GIVEN TASK
Render the material again word for word, skipping the pictures in it.

++++

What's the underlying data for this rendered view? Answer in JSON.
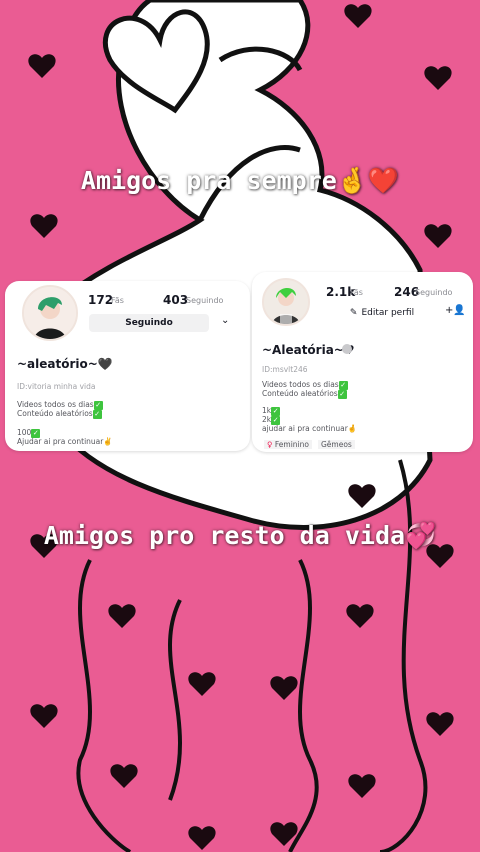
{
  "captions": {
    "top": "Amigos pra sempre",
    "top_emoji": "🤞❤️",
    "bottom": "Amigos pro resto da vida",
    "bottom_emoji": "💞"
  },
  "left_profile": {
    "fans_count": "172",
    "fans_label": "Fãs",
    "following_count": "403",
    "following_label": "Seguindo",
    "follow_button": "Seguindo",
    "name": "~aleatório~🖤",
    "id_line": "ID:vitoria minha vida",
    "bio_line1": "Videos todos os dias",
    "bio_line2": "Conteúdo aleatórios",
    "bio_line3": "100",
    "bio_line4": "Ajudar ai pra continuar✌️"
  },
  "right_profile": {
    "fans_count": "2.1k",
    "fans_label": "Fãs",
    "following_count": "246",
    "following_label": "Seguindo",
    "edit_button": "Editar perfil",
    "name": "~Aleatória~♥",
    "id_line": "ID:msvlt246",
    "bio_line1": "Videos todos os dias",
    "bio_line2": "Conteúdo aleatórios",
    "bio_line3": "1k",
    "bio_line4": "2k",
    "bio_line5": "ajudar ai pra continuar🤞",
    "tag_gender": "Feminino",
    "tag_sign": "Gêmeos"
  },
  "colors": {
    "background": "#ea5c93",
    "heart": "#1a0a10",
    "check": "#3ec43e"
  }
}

++++

SOLUTION BELOW
What's the underlying data for this rendered view? Answer in JSON.
{
  "captions": {
    "top": "Amigos pra sempre",
    "top_emoji": "🤞❤️",
    "bottom": "Amigos pro resto da vida",
    "bottom_emoji": "💞"
  },
  "left_profile": {
    "fans_count": "172",
    "fans_label": "Fãs",
    "following_count": "403",
    "following_label": "Seguindo",
    "follow_button": "Seguindo",
    "name": "~aleatório~🖤",
    "id_line": "ID:vitoria minha vida",
    "bio_line1": "Videos todos os dias",
    "bio_line2": "Conteúdo aleatórios",
    "bio_line3": "100",
    "bio_line4": "Ajudar ai pra continuar✌️"
  },
  "right_profile": {
    "fans_count": "2.1k",
    "fans_label": "Fãs",
    "following_count": "246",
    "following_label": "Seguindo",
    "edit_button": "Editar perfil",
    "name": "~Aleatória~♥",
    "id_line": "ID:msvlt246",
    "bio_line1": "Videos todos os dias",
    "bio_line2": "Conteúdo aleatórios",
    "bio_line3": "1k",
    "bio_line4": "2k",
    "bio_line5": "ajudar ai pra continuar🤞",
    "tag_gender": "Feminino",
    "tag_sign": "Gêmeos"
  },
  "colors": {
    "background": "#ea5c93",
    "heart": "#1a0a10",
    "check": "#3ec43e"
  }
}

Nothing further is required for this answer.